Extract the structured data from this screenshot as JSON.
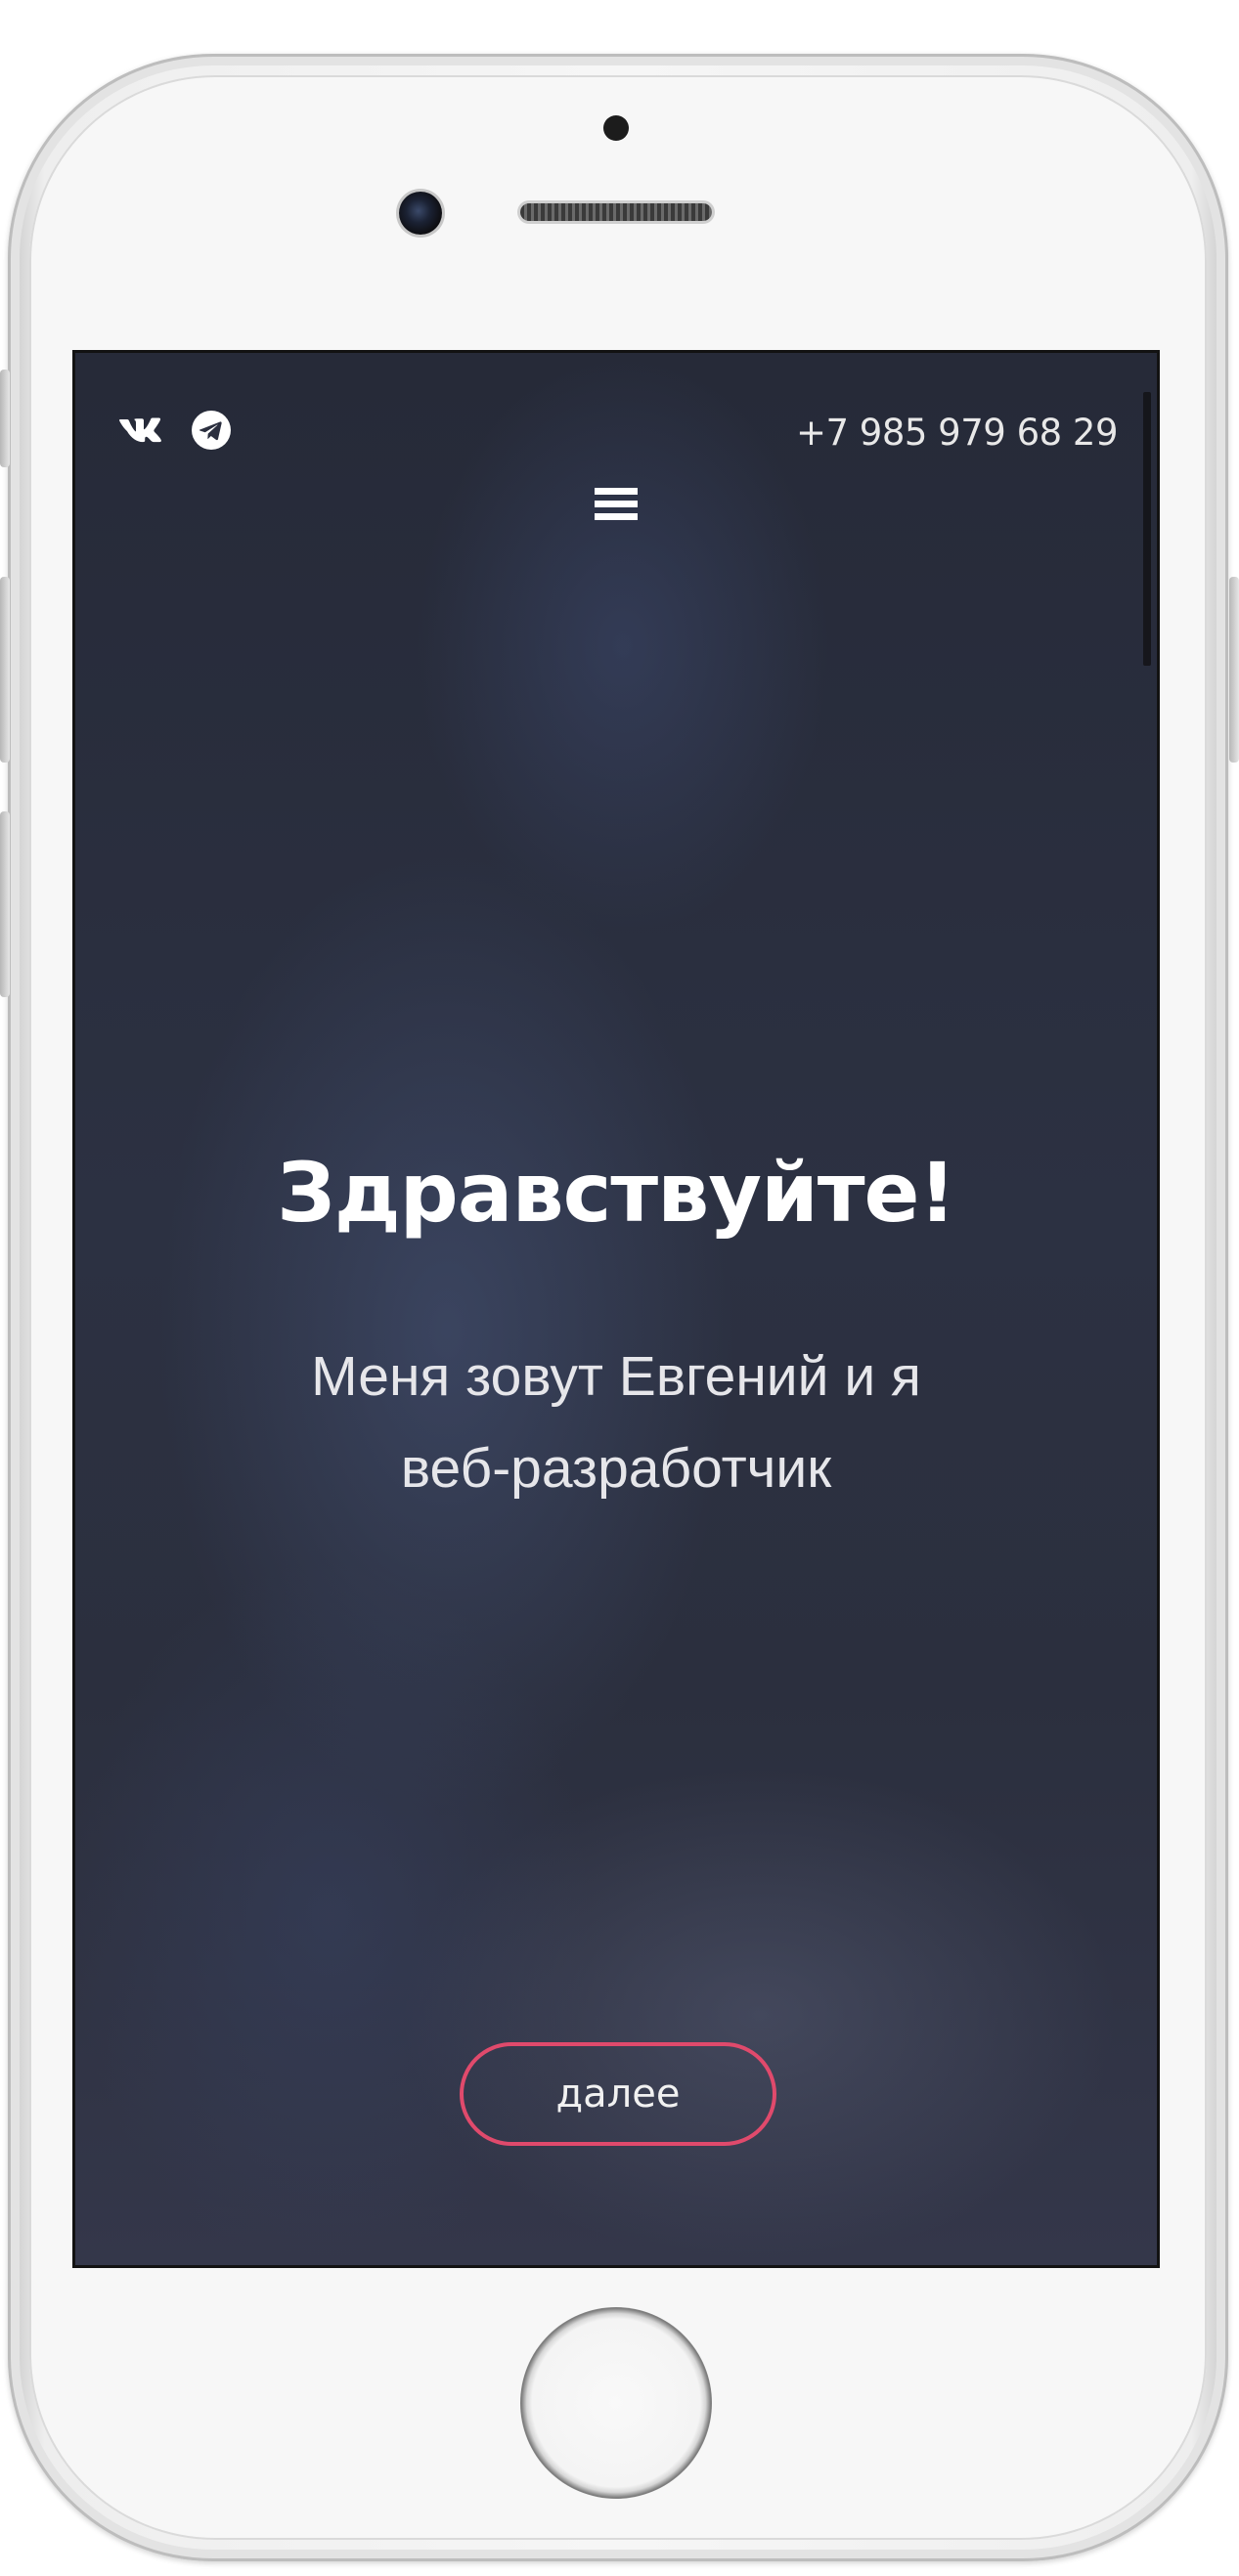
{
  "social": {
    "vk_icon": "vk-icon",
    "telegram_icon": "telegram-icon"
  },
  "header": {
    "phone": "+7 985 979 68 29",
    "menu_icon": "hamburger-menu-icon"
  },
  "hero": {
    "title": "Здравствуйте!",
    "subtitle": "Меня зовут Евгений и я веб-разработчик",
    "button_label": "далее",
    "button_border_color": "#e04a6c"
  },
  "colors": {
    "screen_background": "#2b2f3f",
    "text": "#ffffff"
  }
}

##########

Problem to solve ::
Print all of the entries word for word. Skip any images they contain.

Written solution ::
Extract the structured data from this screenshot as JSON.
{
  "social": {
    "vk_icon": "vk-icon",
    "telegram_icon": "telegram-icon"
  },
  "header": {
    "phone": "+7 985 979 68 29",
    "menu_icon": "hamburger-menu-icon"
  },
  "hero": {
    "title": "Здравствуйте!",
    "subtitle": "Меня зовут Евгений и я веб-разработчик",
    "button_label": "далее",
    "button_border_color": "#e04a6c"
  },
  "colors": {
    "screen_background": "#2b2f3f",
    "text": "#ffffff"
  }
}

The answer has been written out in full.